GOAL:
Count the lines in the records below that contain the word "left", and give only that number.

## Start DATA SHOWN

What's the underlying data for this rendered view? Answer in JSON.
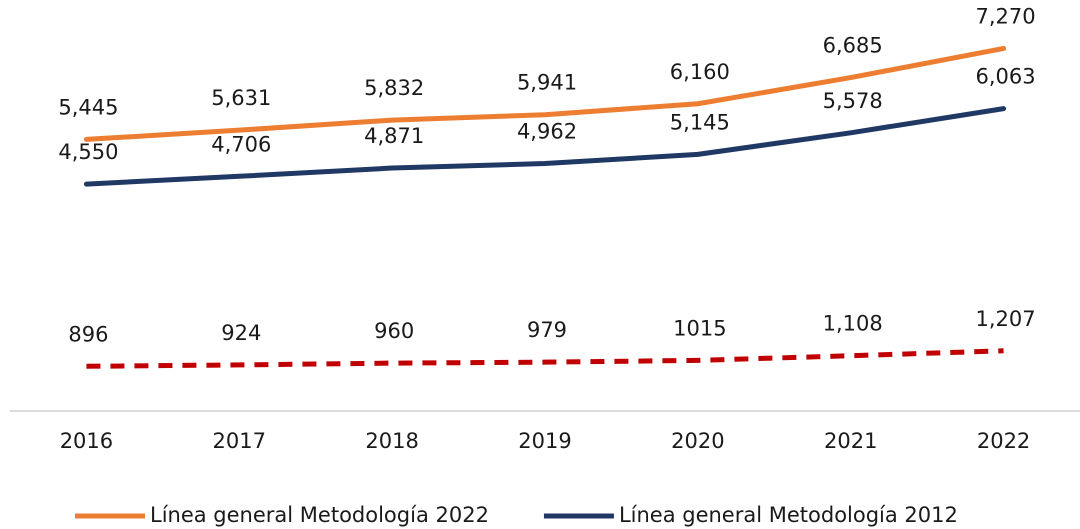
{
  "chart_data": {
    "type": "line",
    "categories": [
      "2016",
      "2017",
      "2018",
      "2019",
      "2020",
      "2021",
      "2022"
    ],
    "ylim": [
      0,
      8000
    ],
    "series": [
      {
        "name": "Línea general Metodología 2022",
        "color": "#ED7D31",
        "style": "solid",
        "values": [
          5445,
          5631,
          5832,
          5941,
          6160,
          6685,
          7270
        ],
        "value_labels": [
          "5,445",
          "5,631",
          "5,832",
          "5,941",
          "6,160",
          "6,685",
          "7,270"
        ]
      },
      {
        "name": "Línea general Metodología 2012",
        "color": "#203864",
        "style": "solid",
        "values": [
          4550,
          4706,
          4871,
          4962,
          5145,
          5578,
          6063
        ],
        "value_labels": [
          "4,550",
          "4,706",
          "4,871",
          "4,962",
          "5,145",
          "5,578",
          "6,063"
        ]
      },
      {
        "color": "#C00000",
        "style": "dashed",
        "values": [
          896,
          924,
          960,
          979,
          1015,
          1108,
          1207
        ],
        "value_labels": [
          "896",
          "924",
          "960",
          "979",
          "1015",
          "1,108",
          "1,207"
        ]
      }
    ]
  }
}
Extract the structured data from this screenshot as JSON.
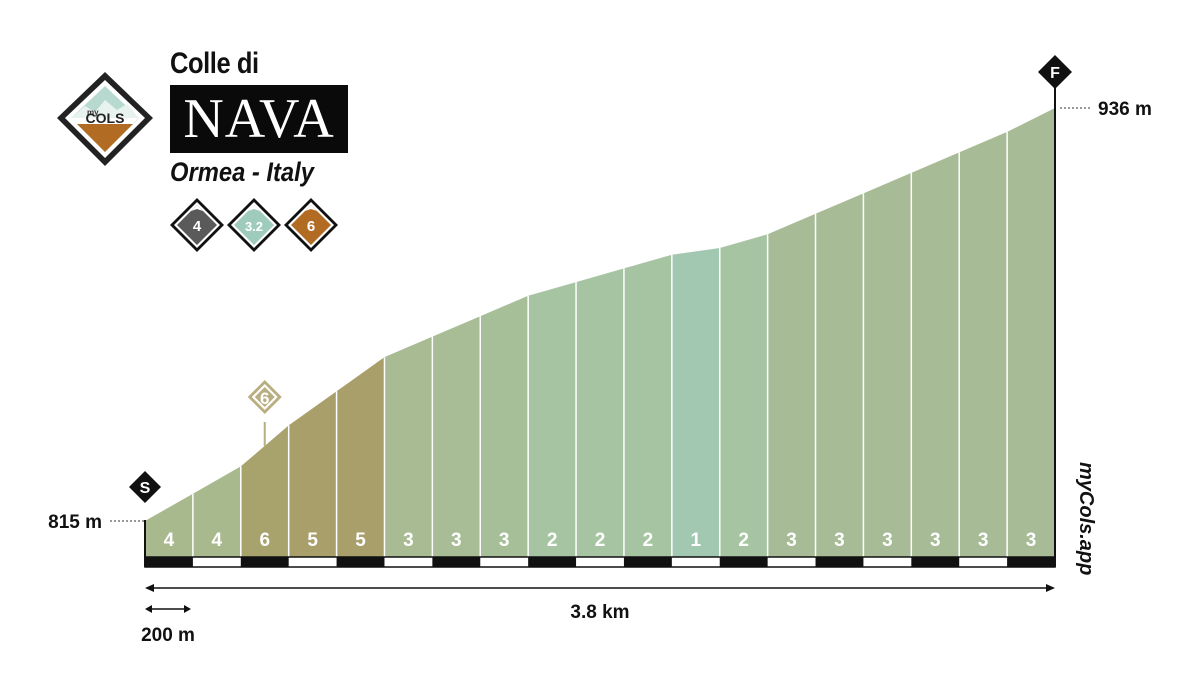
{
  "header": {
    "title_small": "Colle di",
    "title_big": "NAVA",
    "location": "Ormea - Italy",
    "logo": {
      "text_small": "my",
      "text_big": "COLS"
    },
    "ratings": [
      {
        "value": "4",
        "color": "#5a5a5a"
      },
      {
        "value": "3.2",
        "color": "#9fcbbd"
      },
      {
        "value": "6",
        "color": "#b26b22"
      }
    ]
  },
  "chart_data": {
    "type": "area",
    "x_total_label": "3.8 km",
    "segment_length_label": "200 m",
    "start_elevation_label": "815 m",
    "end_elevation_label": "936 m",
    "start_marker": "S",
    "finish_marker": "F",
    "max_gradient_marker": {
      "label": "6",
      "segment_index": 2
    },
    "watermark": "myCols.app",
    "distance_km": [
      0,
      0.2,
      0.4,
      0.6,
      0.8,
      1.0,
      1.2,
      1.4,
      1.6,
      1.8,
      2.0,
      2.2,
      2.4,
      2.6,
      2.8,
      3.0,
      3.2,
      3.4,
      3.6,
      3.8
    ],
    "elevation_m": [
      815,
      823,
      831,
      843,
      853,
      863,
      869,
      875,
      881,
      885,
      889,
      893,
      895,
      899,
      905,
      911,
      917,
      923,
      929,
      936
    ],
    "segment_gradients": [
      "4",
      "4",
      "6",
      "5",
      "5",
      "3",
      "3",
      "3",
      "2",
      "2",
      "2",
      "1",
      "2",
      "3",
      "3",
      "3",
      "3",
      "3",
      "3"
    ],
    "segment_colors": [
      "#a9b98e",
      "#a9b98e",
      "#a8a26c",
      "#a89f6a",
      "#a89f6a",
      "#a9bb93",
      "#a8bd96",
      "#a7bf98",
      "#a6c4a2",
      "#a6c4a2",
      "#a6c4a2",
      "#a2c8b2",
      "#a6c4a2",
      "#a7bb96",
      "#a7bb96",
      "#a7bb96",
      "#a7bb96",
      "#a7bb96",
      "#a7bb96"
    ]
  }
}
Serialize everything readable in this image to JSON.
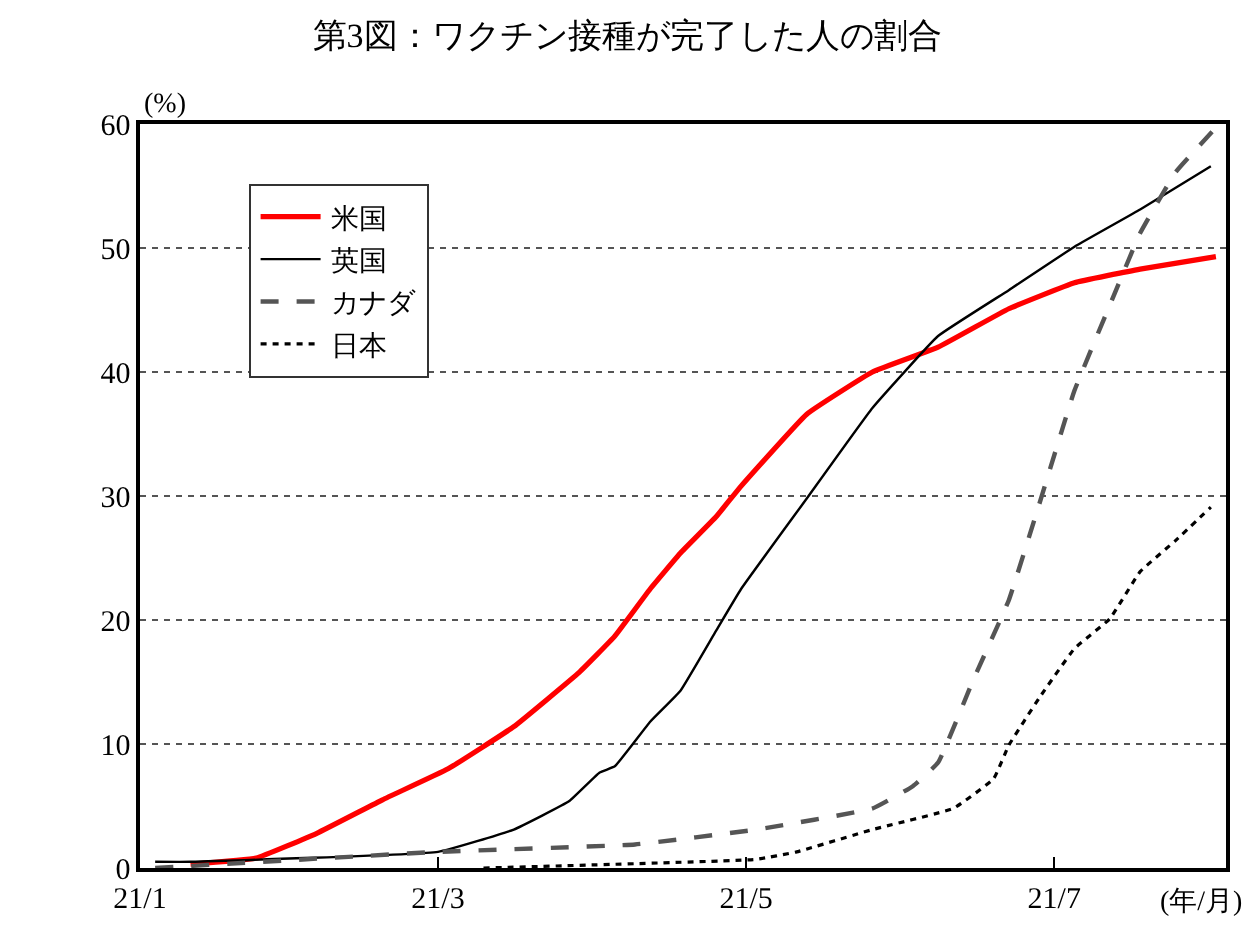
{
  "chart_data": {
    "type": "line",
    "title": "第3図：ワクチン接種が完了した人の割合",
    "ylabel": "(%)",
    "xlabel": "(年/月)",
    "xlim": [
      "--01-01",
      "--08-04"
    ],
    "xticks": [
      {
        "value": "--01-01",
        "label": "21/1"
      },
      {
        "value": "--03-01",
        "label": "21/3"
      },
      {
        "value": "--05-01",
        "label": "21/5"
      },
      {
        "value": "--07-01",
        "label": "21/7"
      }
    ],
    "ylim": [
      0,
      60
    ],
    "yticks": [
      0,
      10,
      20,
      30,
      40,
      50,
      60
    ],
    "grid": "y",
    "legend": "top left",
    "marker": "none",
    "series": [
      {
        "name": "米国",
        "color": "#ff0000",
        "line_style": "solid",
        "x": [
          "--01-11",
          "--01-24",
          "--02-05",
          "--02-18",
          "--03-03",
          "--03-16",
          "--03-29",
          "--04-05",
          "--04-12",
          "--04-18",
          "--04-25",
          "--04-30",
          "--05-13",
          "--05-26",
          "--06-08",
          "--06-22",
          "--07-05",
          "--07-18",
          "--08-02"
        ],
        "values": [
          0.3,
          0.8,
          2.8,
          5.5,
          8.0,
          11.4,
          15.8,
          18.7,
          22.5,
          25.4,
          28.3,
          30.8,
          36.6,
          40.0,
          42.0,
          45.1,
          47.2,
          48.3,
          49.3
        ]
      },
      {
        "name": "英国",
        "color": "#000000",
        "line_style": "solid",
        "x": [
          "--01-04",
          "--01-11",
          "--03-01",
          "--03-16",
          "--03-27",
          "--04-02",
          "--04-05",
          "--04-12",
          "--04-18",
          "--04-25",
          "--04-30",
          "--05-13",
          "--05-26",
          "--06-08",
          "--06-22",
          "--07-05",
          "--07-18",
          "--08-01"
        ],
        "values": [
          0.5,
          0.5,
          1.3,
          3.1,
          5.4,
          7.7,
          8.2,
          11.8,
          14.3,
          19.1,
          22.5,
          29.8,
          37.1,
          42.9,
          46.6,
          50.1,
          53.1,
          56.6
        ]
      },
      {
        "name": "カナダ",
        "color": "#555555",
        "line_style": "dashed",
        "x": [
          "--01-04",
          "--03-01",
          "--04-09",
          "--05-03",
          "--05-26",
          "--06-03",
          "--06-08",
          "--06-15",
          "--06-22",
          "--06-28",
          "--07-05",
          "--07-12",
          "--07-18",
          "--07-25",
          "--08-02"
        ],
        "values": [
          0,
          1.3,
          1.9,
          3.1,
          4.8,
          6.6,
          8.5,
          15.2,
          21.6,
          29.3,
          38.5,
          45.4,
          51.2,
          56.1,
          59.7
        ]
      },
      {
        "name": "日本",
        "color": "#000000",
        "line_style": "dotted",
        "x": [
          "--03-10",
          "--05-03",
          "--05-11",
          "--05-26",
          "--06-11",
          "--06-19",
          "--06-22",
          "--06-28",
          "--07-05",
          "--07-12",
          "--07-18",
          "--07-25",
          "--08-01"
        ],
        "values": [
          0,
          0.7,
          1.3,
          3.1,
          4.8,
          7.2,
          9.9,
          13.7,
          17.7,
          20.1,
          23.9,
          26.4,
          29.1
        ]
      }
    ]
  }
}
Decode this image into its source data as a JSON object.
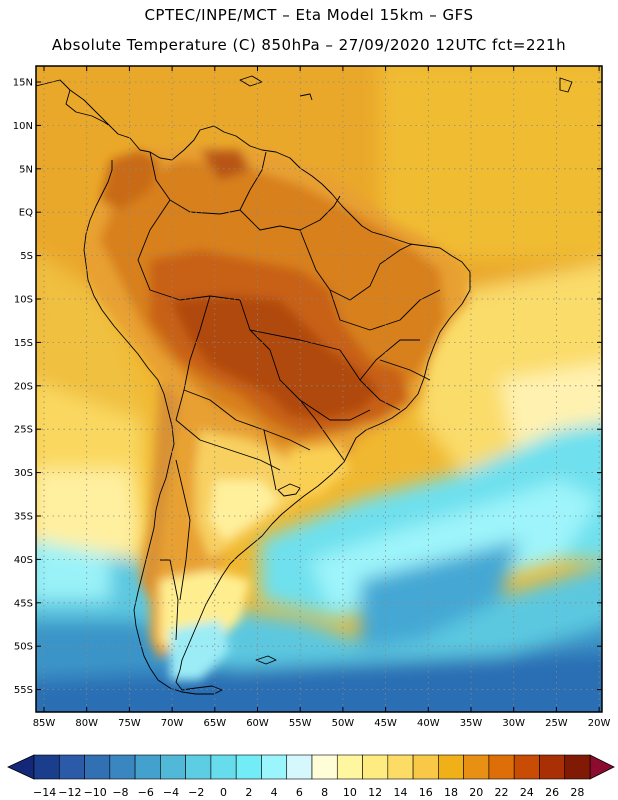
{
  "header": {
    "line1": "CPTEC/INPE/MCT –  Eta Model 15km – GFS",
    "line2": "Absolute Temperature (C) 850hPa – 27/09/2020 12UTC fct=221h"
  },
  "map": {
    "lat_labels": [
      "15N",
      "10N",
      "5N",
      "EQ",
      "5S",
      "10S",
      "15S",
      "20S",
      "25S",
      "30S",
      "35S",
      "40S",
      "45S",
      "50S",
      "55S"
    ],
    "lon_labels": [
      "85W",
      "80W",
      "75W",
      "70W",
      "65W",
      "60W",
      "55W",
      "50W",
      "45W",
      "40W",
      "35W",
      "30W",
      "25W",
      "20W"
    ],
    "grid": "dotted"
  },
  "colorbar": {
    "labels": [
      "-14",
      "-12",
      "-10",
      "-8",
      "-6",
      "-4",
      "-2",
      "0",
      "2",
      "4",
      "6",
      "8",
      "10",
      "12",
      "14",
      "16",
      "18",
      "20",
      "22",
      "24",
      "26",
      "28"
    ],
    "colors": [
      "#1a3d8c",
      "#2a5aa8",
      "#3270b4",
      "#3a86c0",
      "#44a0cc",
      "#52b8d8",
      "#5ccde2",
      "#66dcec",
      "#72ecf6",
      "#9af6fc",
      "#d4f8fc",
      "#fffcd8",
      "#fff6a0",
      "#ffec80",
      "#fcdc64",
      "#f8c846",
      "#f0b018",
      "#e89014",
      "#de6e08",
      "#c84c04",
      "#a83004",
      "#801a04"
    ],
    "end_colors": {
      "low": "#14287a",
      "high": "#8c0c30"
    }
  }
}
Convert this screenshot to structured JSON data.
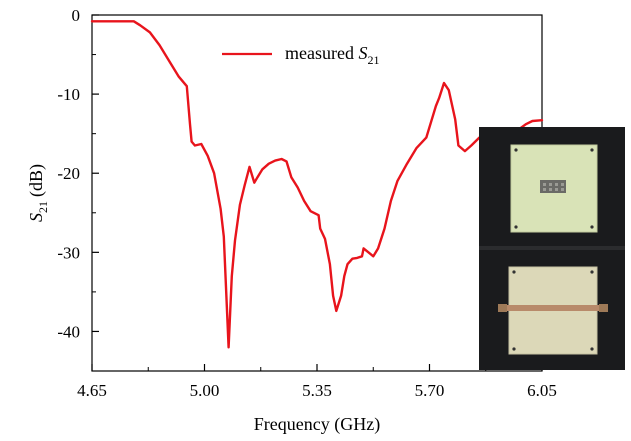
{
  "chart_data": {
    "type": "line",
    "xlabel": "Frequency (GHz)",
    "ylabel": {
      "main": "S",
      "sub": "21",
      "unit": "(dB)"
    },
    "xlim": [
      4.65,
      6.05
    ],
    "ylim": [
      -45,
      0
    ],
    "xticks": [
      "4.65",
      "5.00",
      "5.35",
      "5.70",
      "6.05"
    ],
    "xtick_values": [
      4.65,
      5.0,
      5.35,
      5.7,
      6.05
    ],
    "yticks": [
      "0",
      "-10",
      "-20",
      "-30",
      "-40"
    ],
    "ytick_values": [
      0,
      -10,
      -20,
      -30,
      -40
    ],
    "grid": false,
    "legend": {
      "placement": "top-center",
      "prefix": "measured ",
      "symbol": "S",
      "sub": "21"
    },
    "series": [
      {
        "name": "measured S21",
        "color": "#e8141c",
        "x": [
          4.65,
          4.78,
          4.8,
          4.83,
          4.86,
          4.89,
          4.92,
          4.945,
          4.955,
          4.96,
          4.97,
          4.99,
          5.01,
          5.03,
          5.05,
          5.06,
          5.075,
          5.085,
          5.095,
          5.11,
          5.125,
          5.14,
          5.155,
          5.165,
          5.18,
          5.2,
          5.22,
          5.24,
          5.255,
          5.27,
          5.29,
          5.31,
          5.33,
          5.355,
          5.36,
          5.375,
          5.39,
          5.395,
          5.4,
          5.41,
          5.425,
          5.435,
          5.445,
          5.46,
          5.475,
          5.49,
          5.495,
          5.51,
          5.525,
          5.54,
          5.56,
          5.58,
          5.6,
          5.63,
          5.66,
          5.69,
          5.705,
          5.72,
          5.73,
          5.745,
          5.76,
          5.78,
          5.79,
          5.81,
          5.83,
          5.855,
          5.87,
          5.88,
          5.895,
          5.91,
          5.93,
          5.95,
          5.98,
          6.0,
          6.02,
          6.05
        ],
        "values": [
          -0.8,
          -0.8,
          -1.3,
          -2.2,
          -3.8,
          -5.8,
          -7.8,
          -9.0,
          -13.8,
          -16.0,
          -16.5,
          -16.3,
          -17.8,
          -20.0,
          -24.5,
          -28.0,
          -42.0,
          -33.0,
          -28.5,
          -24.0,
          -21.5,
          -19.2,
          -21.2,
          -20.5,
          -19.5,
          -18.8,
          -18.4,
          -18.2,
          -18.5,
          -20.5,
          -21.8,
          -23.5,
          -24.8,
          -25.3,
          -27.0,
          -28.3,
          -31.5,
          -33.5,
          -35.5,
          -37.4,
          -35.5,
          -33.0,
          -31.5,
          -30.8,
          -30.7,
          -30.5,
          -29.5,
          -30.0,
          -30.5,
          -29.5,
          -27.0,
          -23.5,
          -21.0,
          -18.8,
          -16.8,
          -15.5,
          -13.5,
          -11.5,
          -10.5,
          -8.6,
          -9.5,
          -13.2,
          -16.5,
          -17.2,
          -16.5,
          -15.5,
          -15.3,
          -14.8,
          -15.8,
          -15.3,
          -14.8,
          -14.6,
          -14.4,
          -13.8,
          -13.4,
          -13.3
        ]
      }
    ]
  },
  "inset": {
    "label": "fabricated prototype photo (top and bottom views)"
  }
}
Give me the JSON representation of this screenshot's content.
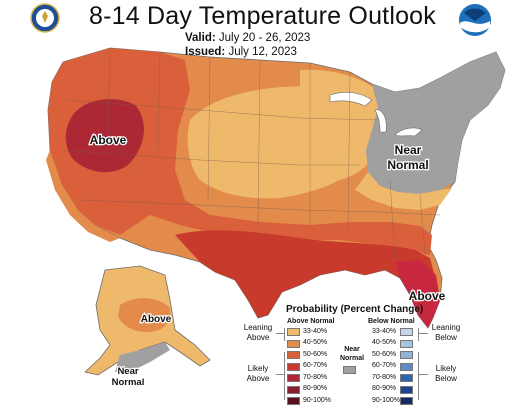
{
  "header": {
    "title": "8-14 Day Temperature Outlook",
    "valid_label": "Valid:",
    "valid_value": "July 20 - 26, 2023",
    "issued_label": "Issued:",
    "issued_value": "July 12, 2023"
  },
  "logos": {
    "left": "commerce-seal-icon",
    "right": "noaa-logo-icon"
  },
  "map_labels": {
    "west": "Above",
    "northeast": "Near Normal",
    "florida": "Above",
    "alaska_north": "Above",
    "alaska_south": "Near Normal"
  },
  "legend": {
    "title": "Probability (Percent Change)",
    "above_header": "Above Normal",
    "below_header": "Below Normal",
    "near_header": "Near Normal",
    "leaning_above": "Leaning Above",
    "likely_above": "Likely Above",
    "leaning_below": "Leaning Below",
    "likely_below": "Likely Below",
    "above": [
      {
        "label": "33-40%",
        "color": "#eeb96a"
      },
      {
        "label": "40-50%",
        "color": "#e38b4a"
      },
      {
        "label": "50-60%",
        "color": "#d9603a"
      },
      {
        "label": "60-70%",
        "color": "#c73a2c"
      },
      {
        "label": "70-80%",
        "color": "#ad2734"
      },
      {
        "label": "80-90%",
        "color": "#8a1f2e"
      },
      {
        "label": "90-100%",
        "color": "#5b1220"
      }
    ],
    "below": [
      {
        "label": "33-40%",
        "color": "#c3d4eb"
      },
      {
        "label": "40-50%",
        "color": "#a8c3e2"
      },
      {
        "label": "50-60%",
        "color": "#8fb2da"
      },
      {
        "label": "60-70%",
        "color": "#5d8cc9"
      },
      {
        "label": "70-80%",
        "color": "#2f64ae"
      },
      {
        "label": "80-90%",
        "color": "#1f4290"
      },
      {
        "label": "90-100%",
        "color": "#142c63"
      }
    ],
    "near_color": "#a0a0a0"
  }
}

## End DATA SHOWN

REPLY TO THE TASK:
2